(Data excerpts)

+ + + +

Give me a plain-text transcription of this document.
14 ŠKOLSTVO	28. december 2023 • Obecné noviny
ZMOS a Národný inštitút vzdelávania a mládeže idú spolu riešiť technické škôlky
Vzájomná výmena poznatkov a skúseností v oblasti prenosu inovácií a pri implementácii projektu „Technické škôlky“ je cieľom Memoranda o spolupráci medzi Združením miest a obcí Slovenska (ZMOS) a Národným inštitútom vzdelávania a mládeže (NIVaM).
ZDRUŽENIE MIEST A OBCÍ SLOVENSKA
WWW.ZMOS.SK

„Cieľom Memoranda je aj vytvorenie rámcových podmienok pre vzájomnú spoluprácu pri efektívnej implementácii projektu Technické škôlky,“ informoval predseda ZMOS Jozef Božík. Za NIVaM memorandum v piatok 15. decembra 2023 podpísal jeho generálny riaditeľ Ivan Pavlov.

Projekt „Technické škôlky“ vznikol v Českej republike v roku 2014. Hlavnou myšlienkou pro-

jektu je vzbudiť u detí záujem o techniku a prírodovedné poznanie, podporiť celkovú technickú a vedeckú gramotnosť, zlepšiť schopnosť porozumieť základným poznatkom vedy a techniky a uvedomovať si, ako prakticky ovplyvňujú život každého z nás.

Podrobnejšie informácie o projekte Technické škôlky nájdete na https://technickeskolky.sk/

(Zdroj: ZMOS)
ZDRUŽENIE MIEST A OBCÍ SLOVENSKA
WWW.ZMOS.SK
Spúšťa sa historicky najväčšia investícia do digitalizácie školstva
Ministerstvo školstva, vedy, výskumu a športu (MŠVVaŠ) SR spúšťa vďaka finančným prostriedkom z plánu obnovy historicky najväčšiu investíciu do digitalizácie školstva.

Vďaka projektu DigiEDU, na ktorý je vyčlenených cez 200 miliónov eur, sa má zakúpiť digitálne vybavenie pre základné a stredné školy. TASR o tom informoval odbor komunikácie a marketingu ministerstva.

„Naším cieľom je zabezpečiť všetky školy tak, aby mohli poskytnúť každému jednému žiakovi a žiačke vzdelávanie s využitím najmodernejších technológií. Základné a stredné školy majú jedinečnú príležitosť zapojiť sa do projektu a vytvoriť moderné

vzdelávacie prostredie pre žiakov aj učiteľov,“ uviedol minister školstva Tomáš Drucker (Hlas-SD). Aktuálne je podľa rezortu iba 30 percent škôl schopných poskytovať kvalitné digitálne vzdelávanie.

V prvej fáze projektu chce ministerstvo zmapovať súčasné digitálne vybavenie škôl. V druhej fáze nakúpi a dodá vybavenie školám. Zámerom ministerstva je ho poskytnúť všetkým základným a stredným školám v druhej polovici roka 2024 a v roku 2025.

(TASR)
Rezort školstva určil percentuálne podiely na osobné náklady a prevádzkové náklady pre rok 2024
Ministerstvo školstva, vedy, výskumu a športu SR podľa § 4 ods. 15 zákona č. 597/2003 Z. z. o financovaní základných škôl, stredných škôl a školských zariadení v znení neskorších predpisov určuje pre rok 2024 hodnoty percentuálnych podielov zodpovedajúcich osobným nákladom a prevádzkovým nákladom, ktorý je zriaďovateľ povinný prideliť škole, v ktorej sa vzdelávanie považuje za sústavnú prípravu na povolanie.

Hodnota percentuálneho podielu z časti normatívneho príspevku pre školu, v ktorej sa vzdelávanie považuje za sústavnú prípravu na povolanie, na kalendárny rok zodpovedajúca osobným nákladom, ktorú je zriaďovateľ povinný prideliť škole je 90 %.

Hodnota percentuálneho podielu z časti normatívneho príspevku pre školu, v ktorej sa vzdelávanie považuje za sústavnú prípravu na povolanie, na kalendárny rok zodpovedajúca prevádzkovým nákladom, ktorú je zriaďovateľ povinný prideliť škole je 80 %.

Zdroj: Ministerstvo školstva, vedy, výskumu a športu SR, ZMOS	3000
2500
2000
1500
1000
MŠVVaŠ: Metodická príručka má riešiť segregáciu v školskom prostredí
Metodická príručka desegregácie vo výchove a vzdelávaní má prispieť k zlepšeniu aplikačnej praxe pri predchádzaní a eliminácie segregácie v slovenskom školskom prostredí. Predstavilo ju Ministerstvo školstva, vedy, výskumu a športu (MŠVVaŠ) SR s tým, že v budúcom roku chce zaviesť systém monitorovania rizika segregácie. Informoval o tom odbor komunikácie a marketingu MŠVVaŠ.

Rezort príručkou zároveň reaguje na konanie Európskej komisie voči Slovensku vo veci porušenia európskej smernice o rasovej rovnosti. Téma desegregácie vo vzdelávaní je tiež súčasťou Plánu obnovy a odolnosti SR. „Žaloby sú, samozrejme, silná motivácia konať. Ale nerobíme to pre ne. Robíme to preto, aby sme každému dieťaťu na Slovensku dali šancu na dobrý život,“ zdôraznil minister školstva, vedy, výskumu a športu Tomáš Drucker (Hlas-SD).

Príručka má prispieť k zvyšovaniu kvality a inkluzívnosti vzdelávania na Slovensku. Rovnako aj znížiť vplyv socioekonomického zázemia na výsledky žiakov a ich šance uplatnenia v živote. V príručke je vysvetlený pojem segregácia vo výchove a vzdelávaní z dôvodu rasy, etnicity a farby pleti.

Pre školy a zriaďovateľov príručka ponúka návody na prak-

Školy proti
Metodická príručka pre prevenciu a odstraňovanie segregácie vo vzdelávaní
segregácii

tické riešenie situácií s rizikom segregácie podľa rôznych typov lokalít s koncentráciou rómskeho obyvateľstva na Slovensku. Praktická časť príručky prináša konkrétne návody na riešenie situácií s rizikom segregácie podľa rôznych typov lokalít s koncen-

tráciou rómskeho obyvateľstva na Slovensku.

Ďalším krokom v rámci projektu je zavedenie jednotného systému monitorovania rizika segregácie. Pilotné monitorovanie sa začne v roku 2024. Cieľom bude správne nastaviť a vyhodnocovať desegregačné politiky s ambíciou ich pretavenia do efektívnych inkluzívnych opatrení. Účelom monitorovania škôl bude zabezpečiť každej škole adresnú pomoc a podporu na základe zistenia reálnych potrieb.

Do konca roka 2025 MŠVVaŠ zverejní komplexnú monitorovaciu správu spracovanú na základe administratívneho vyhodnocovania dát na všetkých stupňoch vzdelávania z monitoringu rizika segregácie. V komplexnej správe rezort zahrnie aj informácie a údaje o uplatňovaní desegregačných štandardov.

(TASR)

+ + + +

■ Exercise ■
Lines of the material that contain the word "návody" are to be gathered.

■ Problem solution ■
Pre školy a zriaďovateľov príručka ponúka návody na prak-
tické riešenie situácií s rizikom segregácie podľa rôznych typov lokalít s koncentráciou rómskeho obyvateľstva na Slovensku. Praktická časť príručky prináša konkrétne návody na riešenie situácií s rizikom segregácie podľa rôznych typov lokalít s koncen-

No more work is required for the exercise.